## Task details
Lines before the one containing "Extract the chart's" are left out; copy that line and every later line through the end of the data exactly.

-- BEGIN Material supplied --

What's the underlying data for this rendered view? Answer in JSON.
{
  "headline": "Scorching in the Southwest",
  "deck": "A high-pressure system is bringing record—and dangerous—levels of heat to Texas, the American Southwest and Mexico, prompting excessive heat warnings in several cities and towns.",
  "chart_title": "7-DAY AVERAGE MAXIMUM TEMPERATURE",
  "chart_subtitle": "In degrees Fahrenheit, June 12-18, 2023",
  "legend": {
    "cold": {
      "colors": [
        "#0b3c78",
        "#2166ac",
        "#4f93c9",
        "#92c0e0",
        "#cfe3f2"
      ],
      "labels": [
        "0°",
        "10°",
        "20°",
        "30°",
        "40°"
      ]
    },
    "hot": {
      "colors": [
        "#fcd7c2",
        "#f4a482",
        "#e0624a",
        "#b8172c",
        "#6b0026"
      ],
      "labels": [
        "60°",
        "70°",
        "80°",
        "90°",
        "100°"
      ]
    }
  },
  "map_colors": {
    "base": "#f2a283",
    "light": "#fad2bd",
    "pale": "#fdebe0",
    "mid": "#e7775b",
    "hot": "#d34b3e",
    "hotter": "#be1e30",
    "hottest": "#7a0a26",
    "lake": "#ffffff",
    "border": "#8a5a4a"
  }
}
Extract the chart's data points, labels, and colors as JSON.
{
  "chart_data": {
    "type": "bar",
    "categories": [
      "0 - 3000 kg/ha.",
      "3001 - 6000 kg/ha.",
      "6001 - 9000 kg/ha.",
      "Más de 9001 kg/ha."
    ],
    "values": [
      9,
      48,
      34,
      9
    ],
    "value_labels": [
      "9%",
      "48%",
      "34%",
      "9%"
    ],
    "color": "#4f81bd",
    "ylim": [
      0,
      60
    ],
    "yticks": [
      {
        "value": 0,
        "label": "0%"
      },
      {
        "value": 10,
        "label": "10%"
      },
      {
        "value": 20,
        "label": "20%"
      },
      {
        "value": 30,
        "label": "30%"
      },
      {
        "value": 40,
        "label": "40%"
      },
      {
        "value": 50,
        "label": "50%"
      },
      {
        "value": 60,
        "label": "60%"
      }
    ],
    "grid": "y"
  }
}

-- END Material supplied --

## The output
Extract the chart's data points, labels, and colors as JSON.
{
  "chart_data": {
    "type": "bar",
    "categories": [
      "0 - 3000 kg/ha.",
      "3001 - 6000 kg/ha.",
      "6001 - 9000 kg/ha.",
      "Más de 9001 kg/ha."
    ],
    "values": [
      9,
      48,
      34,
      9
    ],
    "value_labels": [
      "9%",
      "48%",
      "34%",
      "9%"
    ],
    "color": "#4f81bd",
    "ylim": [
      0,
      60
    ],
    "yticks": [
      {
        "value": 0,
        "label": "0%"
      },
      {
        "value": 10,
        "label": "10%"
      },
      {
        "value": 20,
        "label": "20%"
      },
      {
        "value": 30,
        "label": "30%"
      },
      {
        "value": 40,
        "label": "40%"
      },
      {
        "value": 50,
        "label": "50%"
      },
      {
        "value": 60,
        "label": "60%"
      }
    ],
    "grid": "y"
  }
}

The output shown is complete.